Exercise details:
Would you pull out every line of the material that contains the string "this"?

* * * *

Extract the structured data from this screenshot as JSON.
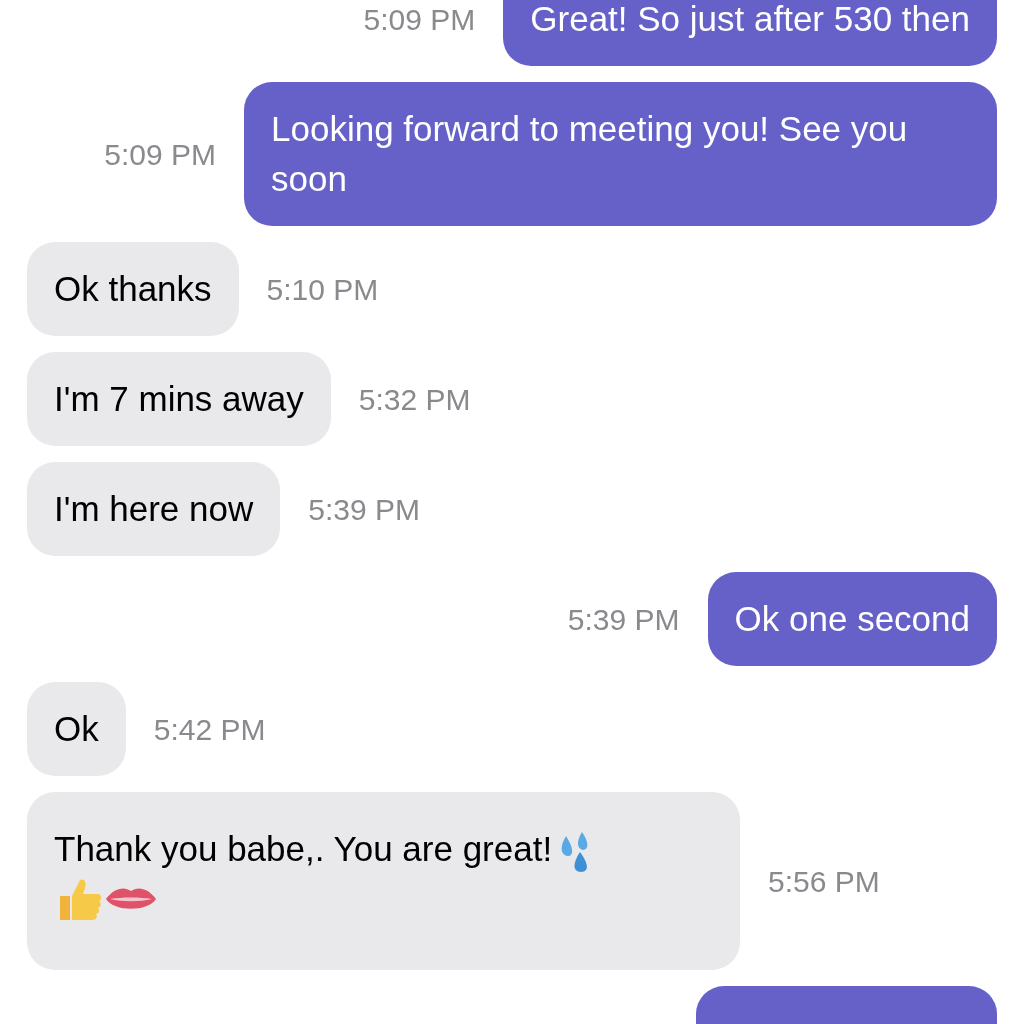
{
  "messages": [
    {
      "kind": "sent",
      "text": "Great! So just after 530 then",
      "time": "5:09 PM"
    },
    {
      "kind": "sent",
      "text": "Looking forward to meeting you! See you soon",
      "time": "5:09 PM"
    },
    {
      "kind": "received",
      "text": "Ok thanks",
      "time": "5:10 PM"
    },
    {
      "kind": "received",
      "text": "I'm 7 mins away",
      "time": "5:32 PM"
    },
    {
      "kind": "received",
      "text": "I'm here now",
      "time": "5:39 PM"
    },
    {
      "kind": "sent",
      "text": "Ok one second",
      "time": "5:39 PM"
    },
    {
      "kind": "received",
      "text": "Ok",
      "time": "5:42 PM"
    },
    {
      "kind": "received",
      "text": "Thank you babe,.  You are great!",
      "emoji_inline": [
        {
          "kind": "droplets"
        }
      ],
      "emoji_line": [
        {
          "kind": "thumbs-up"
        },
        {
          "kind": "lips"
        }
      ],
      "time": "5:56 PM"
    },
    {
      "kind": "sent-cut"
    }
  ]
}
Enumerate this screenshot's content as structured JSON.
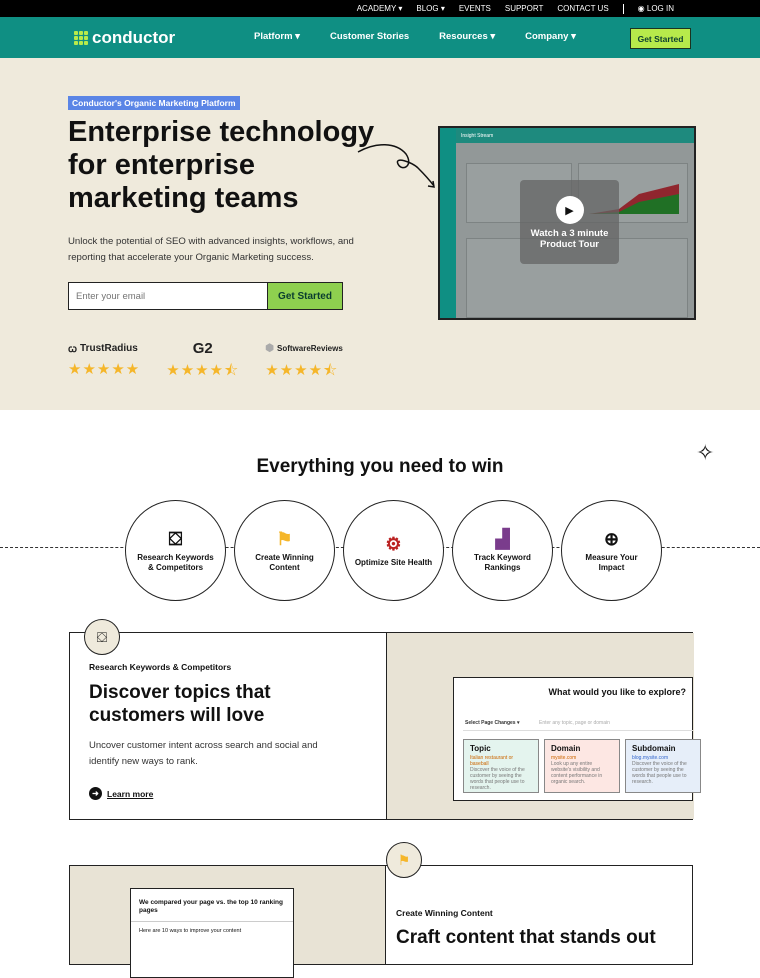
{
  "topbar": {
    "items": [
      "ACADEMY ▾",
      "BLOG ▾",
      "EVENTS",
      "SUPPORT",
      "CONTACT US"
    ],
    "login": "LOG IN"
  },
  "nav": {
    "logo": "conductor",
    "items": [
      "Platform ▾",
      "Customer Stories",
      "Resources ▾",
      "Company ▾"
    ],
    "cta": "Get Started"
  },
  "hero": {
    "tag": "Conductor's Organic Marketing Platform",
    "title": "Enterprise technology for enterprise marketing teams",
    "subtitle": "Unlock the potential of SEO with advanced insights, workflows, and reporting that accelerate your Organic Marketing success.",
    "email_placeholder": "Enter your email",
    "cta": "Get Started",
    "ratings": [
      {
        "brand": "TrustRadius",
        "stars": "★★★★★"
      },
      {
        "brand": "G2",
        "stars": "★★★★⯪"
      },
      {
        "brand": "SoftwareReviews",
        "stars": "★★★★⯪"
      }
    ],
    "video": {
      "app_title": "Insight Stream",
      "cta": "Watch a 3 minute Product Tour"
    }
  },
  "win": {
    "title": "Everything you need to win",
    "steps": [
      {
        "label": "Research Keywords & Competitors",
        "icon": "presentation-icon"
      },
      {
        "label": "Create Winning Content",
        "icon": "flag-icon"
      },
      {
        "label": "Optimize Site Health",
        "icon": "monitor-gear-icon"
      },
      {
        "label": "Track Keyword Rankings",
        "icon": "chart-icon"
      },
      {
        "label": "Measure Your Impact",
        "icon": "magnifier-icon"
      }
    ]
  },
  "card1": {
    "tag": "Research Keywords & Competitors",
    "title": "Discover topics that customers will love",
    "body": "Uncover customer intent across search and social and identify new ways to rank.",
    "link": "Learn more",
    "explore": {
      "title": "What would you like to explore?",
      "select": "Select Page Changes",
      "placeholder": "Enter any topic, page or domain",
      "tiles": [
        {
          "name": "Topic",
          "example": "Italian restaurant or baseball",
          "desc": "Discover the voice of the customer by seeing the words that people use to research."
        },
        {
          "name": "Domain",
          "example": "mysite.com",
          "desc": "Look up any entire website's visibility and content performance in organic search."
        },
        {
          "name": "Subdomain",
          "example": "blog.mysite.com",
          "desc": "Discover the voice of the customer by seeing the words that people use to research."
        }
      ]
    }
  },
  "card2": {
    "tag": "Create Winning Content",
    "title": "Craft content that stands out",
    "compare_title": "We compared your page vs. the top 10 ranking pages",
    "compare_sub": "Here are 10 ways to improve your content"
  },
  "colors": {
    "teal": "#0f8f83",
    "lime": "#b7ea4b",
    "cream": "#efeadc",
    "blue_tag": "#5b85e6",
    "star": "#f5b62a"
  }
}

* * * *

Expected answer:
Extract the structured data from this screenshot as JSON.
Enumerate this screenshot's content as structured JSON.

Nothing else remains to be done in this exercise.